● **AIM**: Below is a set of records. Repeat all of them exactly.

● **RECORDS**:
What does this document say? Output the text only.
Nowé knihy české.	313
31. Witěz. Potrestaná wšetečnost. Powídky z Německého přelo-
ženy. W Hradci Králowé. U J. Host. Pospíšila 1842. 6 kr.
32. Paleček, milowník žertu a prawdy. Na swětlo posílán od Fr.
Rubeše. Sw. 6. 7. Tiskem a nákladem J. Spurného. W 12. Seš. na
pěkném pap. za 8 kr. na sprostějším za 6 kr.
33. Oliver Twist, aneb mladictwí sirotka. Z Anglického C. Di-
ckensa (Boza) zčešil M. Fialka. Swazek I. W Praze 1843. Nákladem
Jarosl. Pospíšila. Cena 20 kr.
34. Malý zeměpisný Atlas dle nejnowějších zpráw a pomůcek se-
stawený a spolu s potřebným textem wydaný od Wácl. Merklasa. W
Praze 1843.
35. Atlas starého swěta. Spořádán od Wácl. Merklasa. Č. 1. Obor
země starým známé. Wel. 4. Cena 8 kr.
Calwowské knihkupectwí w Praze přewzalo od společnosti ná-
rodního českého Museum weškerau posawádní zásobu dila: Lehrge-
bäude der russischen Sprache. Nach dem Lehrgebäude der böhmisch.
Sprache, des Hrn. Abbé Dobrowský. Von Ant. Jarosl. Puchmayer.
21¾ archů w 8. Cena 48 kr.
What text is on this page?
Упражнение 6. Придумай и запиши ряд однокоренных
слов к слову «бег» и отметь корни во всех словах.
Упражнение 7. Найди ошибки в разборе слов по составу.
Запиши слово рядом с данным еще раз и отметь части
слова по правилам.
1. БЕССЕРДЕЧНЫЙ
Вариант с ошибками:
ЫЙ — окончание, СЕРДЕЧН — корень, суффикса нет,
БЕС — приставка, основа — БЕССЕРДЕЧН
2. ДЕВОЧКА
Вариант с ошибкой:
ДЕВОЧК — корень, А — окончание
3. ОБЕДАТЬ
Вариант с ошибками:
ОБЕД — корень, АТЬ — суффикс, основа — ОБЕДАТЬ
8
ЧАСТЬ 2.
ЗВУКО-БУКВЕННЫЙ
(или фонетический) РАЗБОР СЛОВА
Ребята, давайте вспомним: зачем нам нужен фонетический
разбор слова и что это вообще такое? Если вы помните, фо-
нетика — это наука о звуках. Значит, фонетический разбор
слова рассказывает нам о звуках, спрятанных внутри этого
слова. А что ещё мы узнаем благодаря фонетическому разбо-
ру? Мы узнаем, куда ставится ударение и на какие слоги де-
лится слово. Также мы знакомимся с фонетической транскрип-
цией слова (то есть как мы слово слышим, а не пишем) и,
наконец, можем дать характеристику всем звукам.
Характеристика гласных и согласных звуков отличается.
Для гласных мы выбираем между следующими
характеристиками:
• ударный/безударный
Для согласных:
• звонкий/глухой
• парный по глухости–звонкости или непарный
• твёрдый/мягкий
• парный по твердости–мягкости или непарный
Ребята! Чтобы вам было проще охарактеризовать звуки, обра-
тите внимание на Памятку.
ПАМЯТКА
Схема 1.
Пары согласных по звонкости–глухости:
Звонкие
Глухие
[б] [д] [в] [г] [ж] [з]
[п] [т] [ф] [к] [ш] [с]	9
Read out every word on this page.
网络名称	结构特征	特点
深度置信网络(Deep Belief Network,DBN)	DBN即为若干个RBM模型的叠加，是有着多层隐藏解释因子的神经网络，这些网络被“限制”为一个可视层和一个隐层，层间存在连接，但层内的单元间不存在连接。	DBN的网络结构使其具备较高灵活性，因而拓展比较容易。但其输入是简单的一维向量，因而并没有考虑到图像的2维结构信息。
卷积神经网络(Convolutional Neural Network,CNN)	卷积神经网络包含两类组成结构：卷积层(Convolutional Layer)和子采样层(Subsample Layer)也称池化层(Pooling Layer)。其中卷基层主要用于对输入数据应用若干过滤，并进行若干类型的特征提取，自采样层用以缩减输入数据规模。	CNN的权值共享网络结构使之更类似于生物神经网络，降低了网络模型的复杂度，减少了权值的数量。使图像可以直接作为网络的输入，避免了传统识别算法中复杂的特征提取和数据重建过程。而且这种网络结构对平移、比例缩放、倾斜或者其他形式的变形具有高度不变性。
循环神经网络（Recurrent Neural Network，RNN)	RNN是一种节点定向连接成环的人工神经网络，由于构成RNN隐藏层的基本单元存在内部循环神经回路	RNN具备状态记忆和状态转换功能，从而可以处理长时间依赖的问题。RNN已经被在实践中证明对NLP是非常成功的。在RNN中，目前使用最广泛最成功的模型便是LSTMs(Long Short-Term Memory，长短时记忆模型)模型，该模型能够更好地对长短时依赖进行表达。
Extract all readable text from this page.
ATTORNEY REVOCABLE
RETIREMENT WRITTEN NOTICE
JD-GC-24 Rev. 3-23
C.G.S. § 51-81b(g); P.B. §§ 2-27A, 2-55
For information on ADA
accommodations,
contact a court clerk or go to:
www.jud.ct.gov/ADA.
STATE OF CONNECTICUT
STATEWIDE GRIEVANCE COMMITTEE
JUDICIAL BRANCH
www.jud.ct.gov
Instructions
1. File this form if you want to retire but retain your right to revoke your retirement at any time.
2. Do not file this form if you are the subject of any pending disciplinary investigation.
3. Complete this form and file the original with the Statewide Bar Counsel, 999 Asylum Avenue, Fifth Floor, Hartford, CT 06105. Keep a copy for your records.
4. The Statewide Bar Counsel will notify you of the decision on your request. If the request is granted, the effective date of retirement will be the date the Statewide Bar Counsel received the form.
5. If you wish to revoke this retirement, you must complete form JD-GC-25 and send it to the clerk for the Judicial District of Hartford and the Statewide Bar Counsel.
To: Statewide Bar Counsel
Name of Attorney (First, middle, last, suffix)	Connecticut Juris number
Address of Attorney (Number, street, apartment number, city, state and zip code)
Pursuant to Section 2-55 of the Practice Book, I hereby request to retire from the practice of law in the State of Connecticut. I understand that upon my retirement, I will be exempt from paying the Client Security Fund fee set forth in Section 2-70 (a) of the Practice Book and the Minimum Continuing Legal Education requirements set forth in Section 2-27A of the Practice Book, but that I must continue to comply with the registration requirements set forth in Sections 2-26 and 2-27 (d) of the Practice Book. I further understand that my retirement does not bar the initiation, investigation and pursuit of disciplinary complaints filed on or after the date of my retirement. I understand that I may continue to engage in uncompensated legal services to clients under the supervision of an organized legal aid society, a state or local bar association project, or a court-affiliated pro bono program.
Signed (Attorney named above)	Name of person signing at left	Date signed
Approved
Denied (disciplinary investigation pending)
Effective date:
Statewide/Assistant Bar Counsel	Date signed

● **EXPECTED ANSWER**:
What does this document say? Output the text only.
Nowé knihy české.	313
31. Witěz. Potrestaná wšetečnost. Powídky z Německého přelo-
ženy. W Hradci Králowé. U J. Host. Pospíšila 1842. 6 kr.
32. Paleček, milowník žertu a prawdy. Na swětlo posílán od Fr.
Rubeše. Sw. 6. 7. Tiskem a nákladem J. Spurného. W 12. Seš. na
pěkném pap. za 8 kr. na sprostějším za 6 kr.
33. Oliver Twist, aneb mladictwí sirotka. Z Anglického C. Di-
ckensa (Boza) zčešil M. Fialka. Swazek I. W Praze 1843. Nákladem
Jarosl. Pospíšila. Cena 20 kr.
34. Malý zeměpisný Atlas dle nejnowějších zpráw a pomůcek se-
stawený a spolu s potřebným textem wydaný od Wácl. Merklasa. W
Praze 1843.
35. Atlas starého swěta. Spořádán od Wácl. Merklasa. Č. 1. Obor
země starým známé. Wel. 4. Cena 8 kr.
Calwowské knihkupectwí w Praze přewzalo od společnosti ná-
rodního českého Museum weškerau posawádní zásobu dila: Lehrge-
bäude der russischen Sprache. Nach dem Lehrgebäude der böhmisch.
Sprache, des Hrn. Abbé Dobrowský. Von Ant. Jarosl. Puchmayer.
21¾ archů w 8. Cena 48 kr.
What text is on this page?
Упражнение 6. Придумай и запиши ряд однокоренных
слов к слову «бег» и отметь корни во всех словах.
Упражнение 7. Найди ошибки в разборе слов по составу.
Запиши слово рядом с данным еще раз и отметь части
слова по правилам.
1. БЕССЕРДЕЧНЫЙ
Вариант с ошибками:
ЫЙ — окончание, СЕРДЕЧН — корень, суффикса нет,
БЕС — приставка, основа — БЕССЕРДЕЧН
2. ДЕВОЧКА
Вариант с ошибкой:
ДЕВОЧК — корень, А — окончание
3. ОБЕДАТЬ
Вариант с ошибками:
ОБЕД — корень, АТЬ — суффикс, основа — ОБЕДАТЬ
8
ЧАСТЬ 2.
ЗВУКО-БУКВЕННЫЙ
(или фонетический) РАЗБОР СЛОВА
Ребята, давайте вспомним: зачем нам нужен фонетический
разбор слова и что это вообще такое? Если вы помните, фо-
нетика — это наука о звуках. Значит, фонетический разбор
слова рассказывает нам о звуках, спрятанных внутри этого
слова. А что ещё мы узнаем благодаря фонетическому разбо-
ру? Мы узнаем, куда ставится ударение и на какие слоги де-
лится слово. Также мы знакомимся с фонетической транскрип-
цией слова (то есть как мы слово слышим, а не пишем) и,
наконец, можем дать характеристику всем звукам.
Характеристика гласных и согласных звуков отличается.
Для гласных мы выбираем между следующими
характеристиками:
• ударный/безударный
Для согласных:
• звонкий/глухой
• парный по глухости–звонкости или непарный
• твёрдый/мягкий
• парный по твердости–мягкости или непарный
Ребята! Чтобы вам было проще охарактеризовать звуки, обра-
тите внимание на Памятку.
ПАМЯТКА
Схема 1.
Пары согласных по звонкости–глухости:
Звонкие
Глухие
[б] [д] [в] [г] [ж] [з]
[п] [т] [ф] [к] [ш] [с]	9
Read out every word on this page.
网络名称	结构特征	特点
深度置信网络(Deep Belief Network,DBN)	DBN即为若干个RBM模型的叠加，是有着多层隐藏解释因子的神经网络，这些网络被“限制”为一个可视层和一个隐层，层间存在连接，但层内的单元间不存在连接。	DBN的网络结构使其具备较高灵活性，因而拓展比较容易。但其输入是简单的一维向量，因而并没有考虑到图像的2维结构信息。
卷积神经网络(Convolutional Neural Network,CNN)	卷积神经网络包含两类组成结构：卷积层(Convolutional Layer)和子采样层(Subsample Layer)也称池化层(Pooling Layer)。其中卷基层主要用于对输入数据应用若干过滤，并进行若干类型的特征提取，自采样层用以缩减输入数据规模。	CNN的权值共享网络结构使之更类似于生物神经网络，降低了网络模型的复杂度，减少了权值的数量。使图像可以直接作为网络的输入，避免了传统识别算法中复杂的特征提取和数据重建过程。而且这种网络结构对平移、比例缩放、倾斜或者其他形式的变形具有高度不变性。
循环神经网络（Recurrent Neural Network，RNN)	RNN是一种节点定向连接成环的人工神经网络，由于构成RNN隐藏层的基本单元存在内部循环神经回路	RNN具备状态记忆和状态转换功能，从而可以处理长时间依赖的问题。RNN已经被在实践中证明对NLP是非常成功的。在RNN中，目前使用最广泛最成功的模型便是LSTMs(Long Short-Term Memory，长短时记忆模型)模型，该模型能够更好地对长短时依赖进行表达。
Extract all readable text from this page.
ATTORNEY REVOCABLE
RETIREMENT WRITTEN NOTICE
JD-GC-24 Rev. 3-23
C.G.S. § 51-81b(g); P.B. §§ 2-27A, 2-55
For information on ADA
accommodations,
contact a court clerk or go to:
www.jud.ct.gov/ADA.
STATE OF CONNECTICUT
STATEWIDE GRIEVANCE COMMITTEE
JUDICIAL BRANCH
www.jud.ct.gov
Instructions
1. File this form if you want to retire but retain your right to revoke your retirement at any time.
2. Do not file this form if you are the subject of any pending disciplinary investigation.
3. Complete this form and file the original with the Statewide Bar Counsel, 999 Asylum Avenue, Fifth Floor, Hartford, CT 06105. Keep a copy for your records.
4. The Statewide Bar Counsel will notify you of the decision on your request. If the request is granted, the effective date of retirement will be the date the Statewide Bar Counsel received the form.
5. If you wish to revoke this retirement, you must complete form JD-GC-25 and send it to the clerk for the Judicial District of Hartford and the Statewide Bar Counsel.
To: Statewide Bar Counsel
Name of Attorney (First, middle, last, suffix)	Connecticut Juris number
Address of Attorney (Number, street, apartment number, city, state and zip code)
Pursuant to Section 2-55 of the Practice Book, I hereby request to retire from the practice of law in the State of Connecticut. I understand that upon my retirement, I will be exempt from paying the Client Security Fund fee set forth in Section 2-70 (a) of the Practice Book and the Minimum Continuing Legal Education requirements set forth in Section 2-27A of the Practice Book, but that I must continue to comply with the registration requirements set forth in Sections 2-26 and 2-27 (d) of the Practice Book. I further understand that my retirement does not bar the initiation, investigation and pursuit of disciplinary complaints filed on or after the date of my retirement. I understand that I may continue to engage in uncompensated legal services to clients under the supervision of an organized legal aid society, a state or local bar association project, or a court-affiliated pro bono program.
Signed (Attorney named above)	Name of person signing at left	Date signed
Approved
Denied (disciplinary investigation pending)
Effective date:
Statewide/Assistant Bar Counsel	Date signed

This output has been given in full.